## Aim of the exercise:
Search the material for the word "Ново" and report each line where it turns up.

## Stored records:
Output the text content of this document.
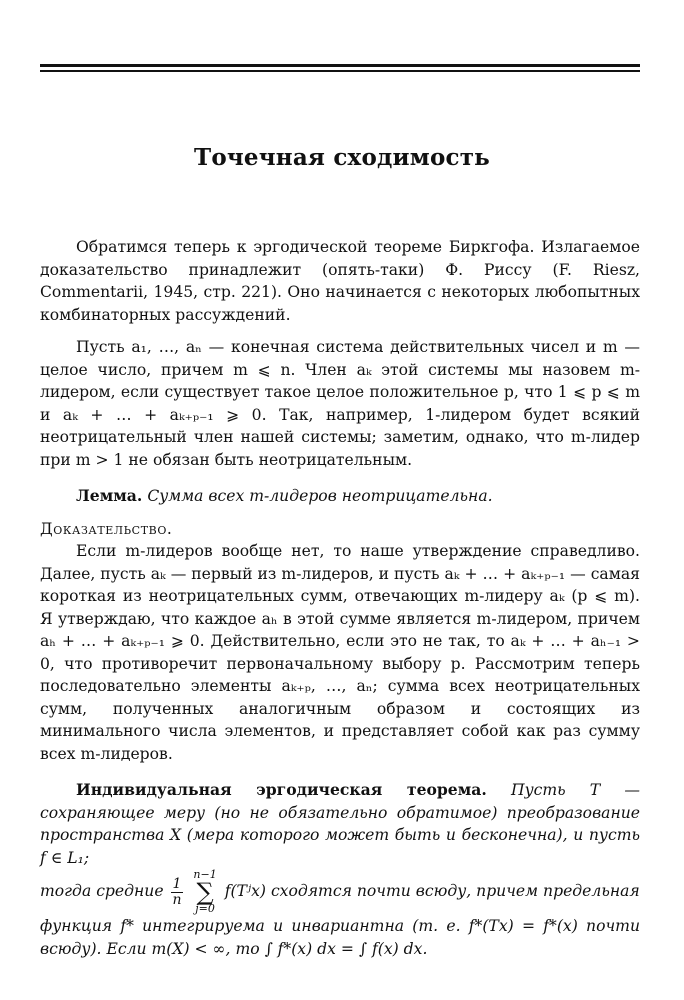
Точечная сходимость

Обратимся теперь к эргодической теореме Биркгофа. Излагаемое доказательство принадлежит (опять-таки) Ф. Риссу (F. Riesz, Commentarii, 1945, стр. 221). Оно начинается с некоторых любопытных комбинаторных рассуждений.

Пусть a₁, …, aₙ — конечная система действительных чисел и m — целое число, причем m ⩽ n. Член aₖ этой системы мы назовем m-лидером, если существует такое целое положительное p, что 1 ⩽ p ⩽ m и aₖ + … + aₖ₊ₚ₋₁ ⩾ 0. Так, например, 1-лидером будет всякий неотрицательный член нашей системы; заметим, однако, что m-лидер при m > 1 не обязан быть неотрицательным.

Лемма. Сумма всех m-лидеров неотрицательна.

Доказательство.

Если m-лидеров вообще нет, то наше утверждение справедливо. Далее, пусть aₖ — первый из m-лидеров, и пусть aₖ + … + aₖ₊ₚ₋₁ — самая короткая из неотрицательных сумм, отвечающих m-лидеру aₖ (p ⩽ m). Я утверждаю, что каждое aₕ в этой сумме является m-лидером, причем aₕ + … + aₖ₊ₚ₋₁ ⩾ 0. Действительно, если это не так, то aₖ + … + aₕ₋₁ > 0, что противоречит первоначальному выбору p. Рассмотрим теперь последовательно элементы aₖ₊ₚ, …, aₙ; сумма всех неотрицательных сумм, полученных аналогичным образом и состоящих из минимального числа элементов, и представляет собой как раз сумму всех m-лидеров.

Индивидуальная эргодическая теорема. Пусть T — сохраняющее меру (но не обязательно обратимое) преобразование пространства X (мера которого может быть и бесконечна), и пусть f ∈ L₁;

тогда средние $\frac{1}{n}$

n−1
∑
j=0
f(Tʲx) сходятся почти всюду, причем предельная

функция f* интегрируема и инвариантна (т. е. f*(Tx) = f*(x) почти всюду). Если m(X) < ∞, то ∫ f*(x) dx = ∫ f(x) dx.
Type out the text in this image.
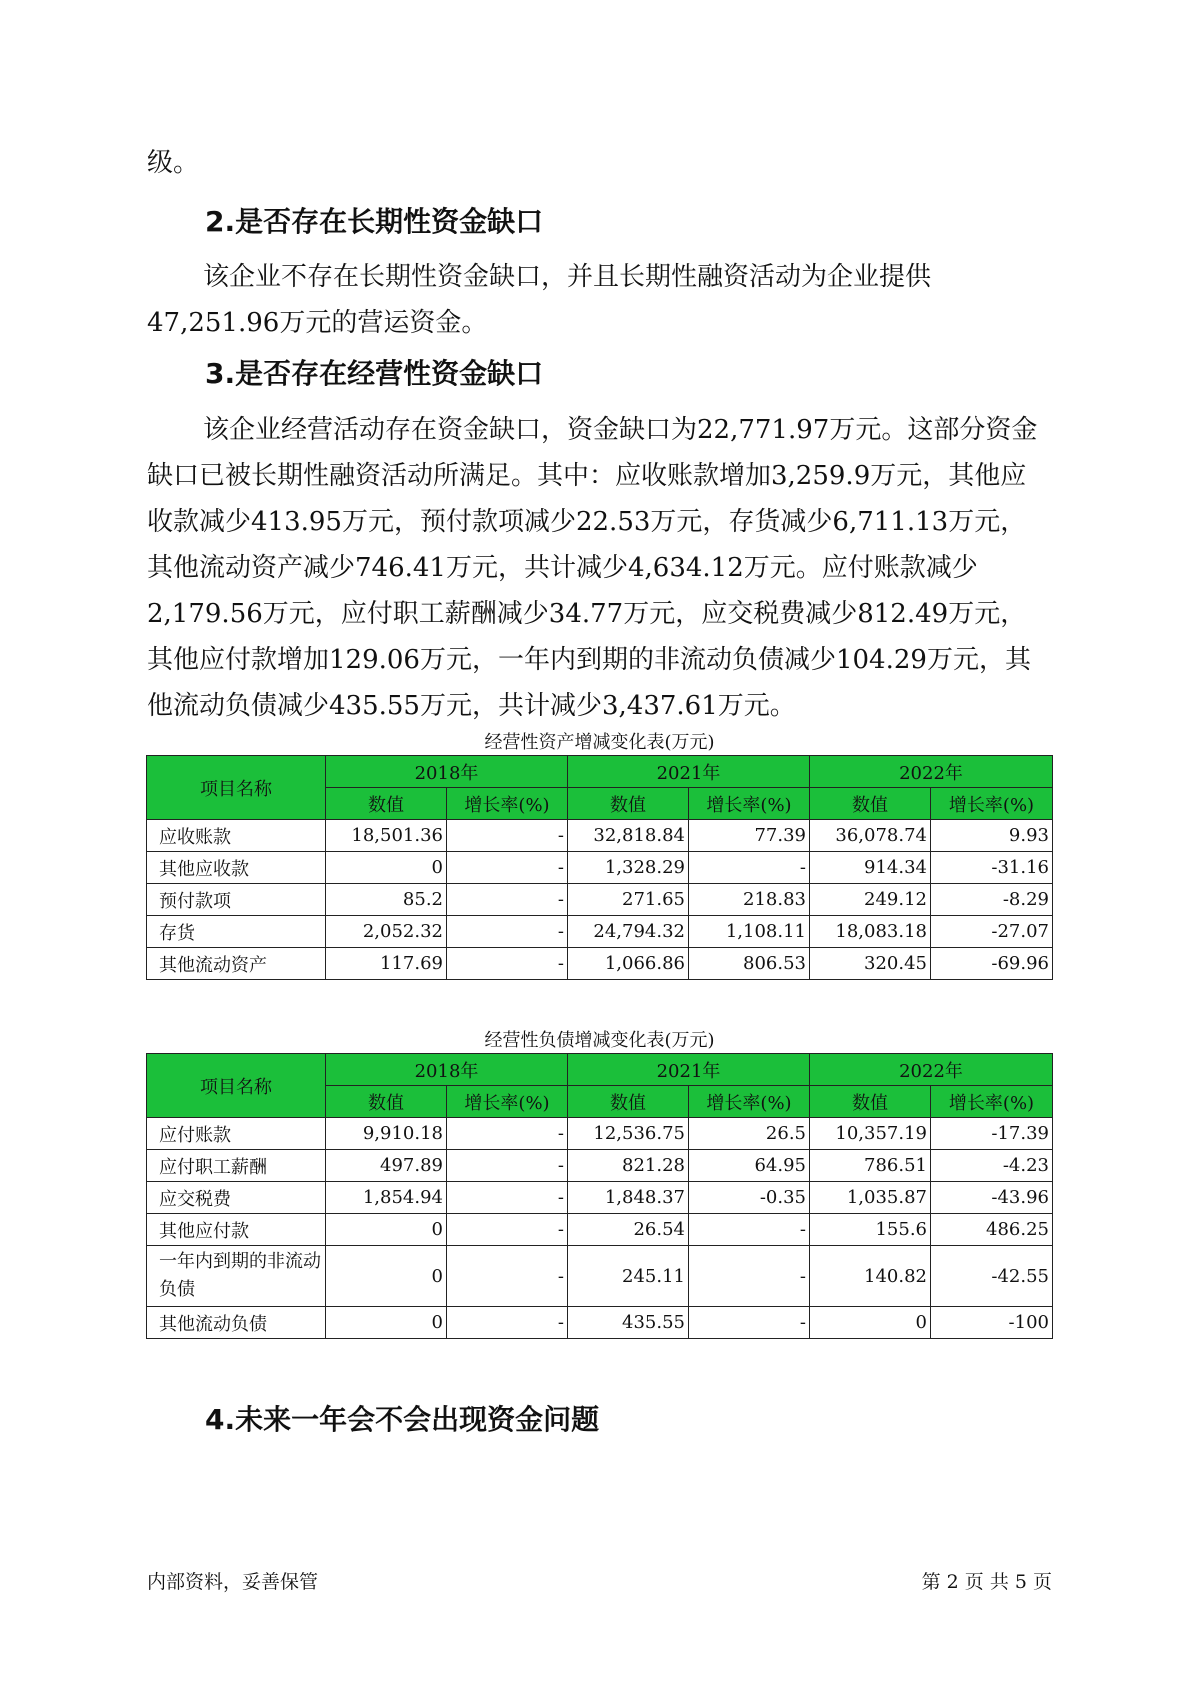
级。

2.是否存在长期性资金缺口

该企业不存在长期性资金缺口，并且长期性融资活动为企业提供47,251.96万元的营运资金。

3.是否存在经营性资金缺口

该企业经营活动存在资金缺口，资金缺口为22,771.97万元。这部分资金缺口已被长期性融资活动所满足。其中：应收账款增加3,259.9万元，其他应收款减少413.95万元，预付款项减少22.53万元，存货减少6,711.13万元，其他流动资产减少746.41万元，共计减少4,634.12万元。应付账款减少2,179.56万元，应付职工薪酬减少34.77万元，应交税费减少812.49万元，其他应付款增加129.06万元，一年内到期的非流动负债减少104.29万元，其他流动负债减少435.55万元，共计减少3,437.61万元。

经营性资产增减变化表(万元)
项目名称	2018年		2021年		2022年	
	数值	增长率(%)	数值	增长率(%)	数值	增长率(%)
应收账款	18,501.36	-	32,818.84	77.39	36,078.74	9.93
其他应收款	0	-	1,328.29	-	914.34	-31.16
预付款项	85.2	-	271.65	218.83	249.12	-8.29
存货	2,052.32	-	24,794.32	1,108.11	18,083.18	-27.07
其他流动资产	117.69	-	1,066.86	806.53	320.45	-69.96
经营性负债增减变化表(万元)
项目名称	2018年		2021年		2022年	
	数值	增长率(%)	数值	增长率(%)	数值	增长率(%)
应付账款	9,910.18	-	12,536.75	26.5	10,357.19	-17.39
应付职工薪酬	497.89	-	821.28	64.95	786.51	-4.23
应交税费	1,854.94	-	1,848.37	-0.35	1,035.87	-43.96
其他应付款	0	-	26.54	-	155.6	486.25
一年内到期的非流动负债	0	-	245.11	-	140.82	-42.55
其他流动负债	0	-	435.55	-	0	-100
4.未来一年会不会出现资金问题
内部资料，妥善保管	第 2 页 共 5 页
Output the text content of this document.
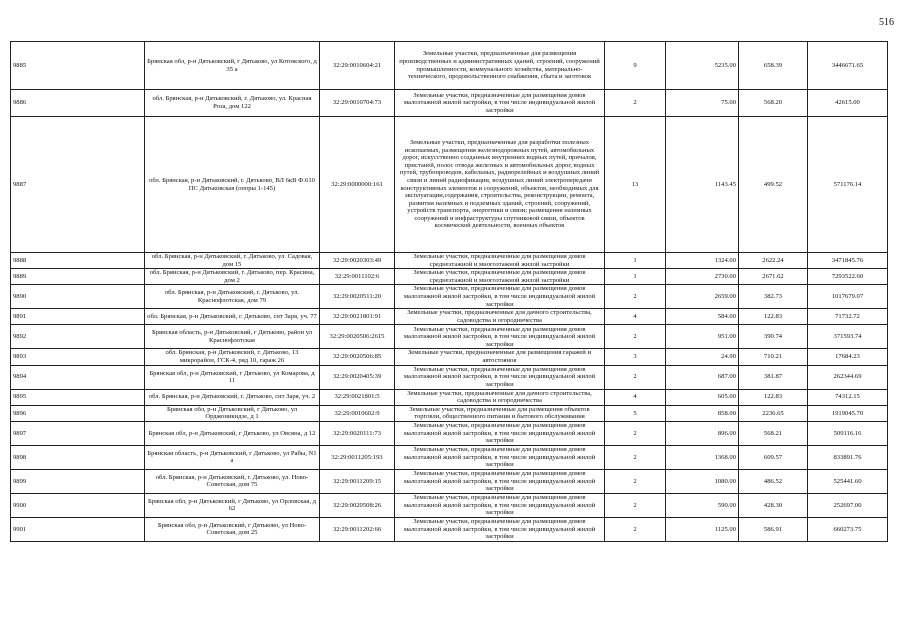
516
9885	Брянская обл, р-н Дятьковский, г Дятьково, ул Котовского, д 35 а	32:29:0010604:21	Земельные участки, предназначенные для размещения производственных и административных зданий, строений, сооружений промышленности, коммунального хозяйства, материально-технического, продовольственного снабжения, сбыта и заготовок	9	5235.00	658.39	3446671.65
9886	обл. Брянская, р-н Дятьковский, г. Дятьково, ул. Красная Роза, дом 122	32:29:0010704:73	Земельные участки, предназначенные для размещения домов малоэтажной жилой застройки, в том числе индивидуальной жилой застройки	2	75.00	568.20	42615.00
9887	обл. Брянская, р-н Дятьковский, г. Дятьково, ВЛ 6кВ Ф.610 ПС Дятьковская (опоры 1-145)	32:29:0000000:161	Земельные участки, предназначенные для разработки полезных ископаемых, размещения железнодорожных путей, автомобильных дорог, искусственно созданных внутренних водных путей, причалов, пристаней, полос отвода железных и автомобильных дорог, водных путей, трубопроводов, кабельных, радиорелейных и воздушных линий связи и линий радиофикации, воздушных линий электропередачи конструктивных элементов и сооружений, объектов, необходимых для эксплуатации,содержания, строительства, реконструкции, ремонта, развития наземных и подземных зданий, строений, сооружений, устройств транспорта, энергетики и связи; размещения наземных сооружений и инфраструктуры спутниковой связи, объектов космической деятельности, военных объектов	13	1143.45	499.52	571176.14
9888	обл. Брянская, р-н Дятьковский, г. Дятьково, ул. Садовая, дом 15	32:29:0020303:49	Земельные участки, предназначенные для размещения домов среднеэтажной и многоэтажной жилой застройки	1	1324.00	2622.24	3471845.76
9889	обл. Брянская, р-н Дятьковский, г. Дятьково, пер. Красина, дом 2	32:29:0011102:6	Земельные участки, предназначенные для размещения домов среднеэтажной и многоэтажной жилой застройки	1	2730.00	2671.62	7293522.60
9890	обл. Брянская, р-н Дятьковский, г. Дятьково, ул. Краснофлотская, дом 79	32:29:0020511:20	Земельные участки, предназначенные для размещения домов малоэтажной жилой застройки, в том числе индивидуальной жилой застройки	2	2659.00	382.73	1017679.07
9891	обл. Брянская, р-н Дятьковский, г. Дятьково, снт Заря, уч. 77	32:29:0021801:91	Земельные участки, предназначенные для дачного строительства, садоводства и огородничества	4	584.00	122.83	71732.72
9892	Брянская область, р-н Дятьковский, г Дятьково, район ул Краснофлотская	32:29:0020506:2615	Земельные участки, предназначенные для размещения домов малоэтажной жилой застройки, в том числе индивидуальной жилой застройки	2	951.00	390.74	371593.74
9893	обл. Брянская, р-н Дятьковский, г. Дятьково, 13 микрорайон, ГСК-4, ряд 10, гараж 26	32:29:0020506:85	Земельные участки, предназначенные для размещения гаражей и автостоянок	3	24.90	710.21	17684.23
9894	Брянская обл, р-н Дятьковский, г Дятьково, ул Комарова, д 11	32:29:0020405:39	Земельные участки, предназначенные для размещения домов малоэтажной жилой застройки, в том числе индивидуальной жилой застройки	2	687.00	381.87	262344.69
9895	обл. Брянская, р-н Дятьковский, г. Дятьково, снт Заря, уч. 2	32:29:0021801:5	Земельные участки, предназначенные для дачного строительства, садоводства и огородничества	4	605.00	122.83	74312.15
9896	Брянская обл, р-н Дятьковский, г Дятьково, ул Орджоникидзе, д 1	32:29:0010602:9	Земельные участки, предназначенные для размещения объектов торговли, общественного питания и бытового обслуживания	5	858.00	2236.65	1919045.70
9897	Брянская обл, р-н Дятьковский, г Дятьково, ул Овсяна, д 12	32:29:0020111:73	Земельные участки, предназначенные для размещения домов малоэтажной жилой застройки, в том числе индивидуальной жилой застройки	2	896.00	568.21	509116.16
9898	Брянская область, р-н Дятьковский, г Дятьково, ул Рабы, N1 а	32:29:0011205:193	Земельные участки, предназначенные для размещения домов малоэтажной жилой застройки, в том числе индивидуальной жилой застройки	2	1368.00	609.57	833891.76
9899	обл. Брянская, р-н Дятьковский, г. Дятьково, ул. Ново-Советская, дом 75	32:29:0011209:15	Земельные участки, предназначенные для размещения домов малоэтажной жилой застройки, в том числе индивидуальной жилой застройки	2	1080.00	486.52	525441.60
9900	Брянская обл, р-н Дятьковский, г Дятьково, ул Орловская, д 62	32:29:0020508:26	Земельные участки, предназначенные для размещения домов малоэтажной жилой застройки, в том числе индивидуальной жилой застройки	2	590.00	428.30	252697.00
9901	Брянская обл, р-н Дятьковский, г Дятьково, ул Ново-Советская, дом 25	32:29:0011202:66	Земельные участки, предназначенные для размещения домов малоэтажной жилой застройки, в том числе индивидуальной жилой застройки	2	1125.00	586.91	660273.75
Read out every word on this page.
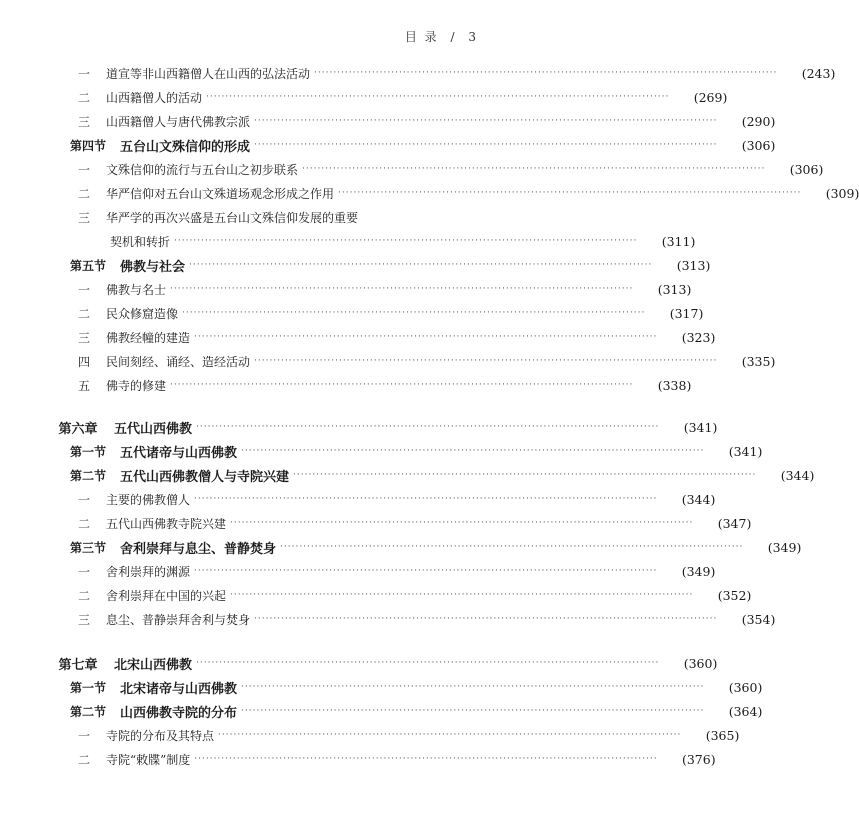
目 录 / 3
一	道宣等非山西籍僧人在山西的弘法活动 ························································································································	(243)
二	山西籍僧人的活动 ························································································································	(269)
三	山西籍僧人与唐代佛教宗派 ························································································································	(290)
第四节	五台山文殊信仰的形成 ························································································································	(306)
一	文殊信仰的流行与五台山之初步联系 ························································································································	(306)
二	华严信仰对五台山文殊道场观念形成之作用 ························································································································	(309)
三	华严学的再次兴盛是五台山文殊信仰发展的重要
契机和转折 ························································································································	(311)
第五节	佛教与社会 ························································································································	(313)
一	佛教与名士 ························································································································	(313)
二	民众修窟造像 ························································································································	(317)
三	佛教经幢的建造 ························································································································	(323)
四	民间刻经、诵经、造经活动 ························································································································	(335)
五	佛寺的修建 ························································································································	(338)
第六章	五代山西佛教 ························································································································	(341)
第一节	五代诸帝与山西佛教 ························································································································	(341)
第二节	五代山西佛教僧人与寺院兴建 ························································································································	(344)
一	主要的佛教僧人 ························································································································	(344)
二	五代山西佛教寺院兴建 ························································································································	(347)
第三节	舍利崇拜与息尘、普静焚身 ························································································································	(349)
一	舍利崇拜的渊源 ························································································································	(349)
二	舍利崇拜在中国的兴起 ························································································································	(352)
三	息尘、普静崇拜舍利与焚身 ························································································································	(354)
第七章	北宋山西佛教 ························································································································	(360)
第一节	北宋诸帝与山西佛教 ························································································································	(360)
第二节	山西佛教寺院的分布 ························································································································	(364)
一	寺院的分布及其特点 ························································································································	(365)
二	寺院“敕牒”制度 ························································································································	(376)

## Response to this task:
9899	обл. Брянская, р-н Дятьковский, г. Дятьково, ул. Ново-Советская, дом 75	32:29:0011209:15	Земельные участки, предназначенные для размещения домов малоэтажной жилой застройки, в том числе индивидуальной жилой застройки	2	1080.00	486.52	525441.60
9901	Брянская обл, р-н Дятьковский, г Дятьково, ул Ново-Советская, дом 25	32:29:0011202:66	Земельные участки, предназначенные для размещения домов малоэтажной жилой застройки, в том числе индивидуальной жилой застройки	2	1125.00	586.91	660273.75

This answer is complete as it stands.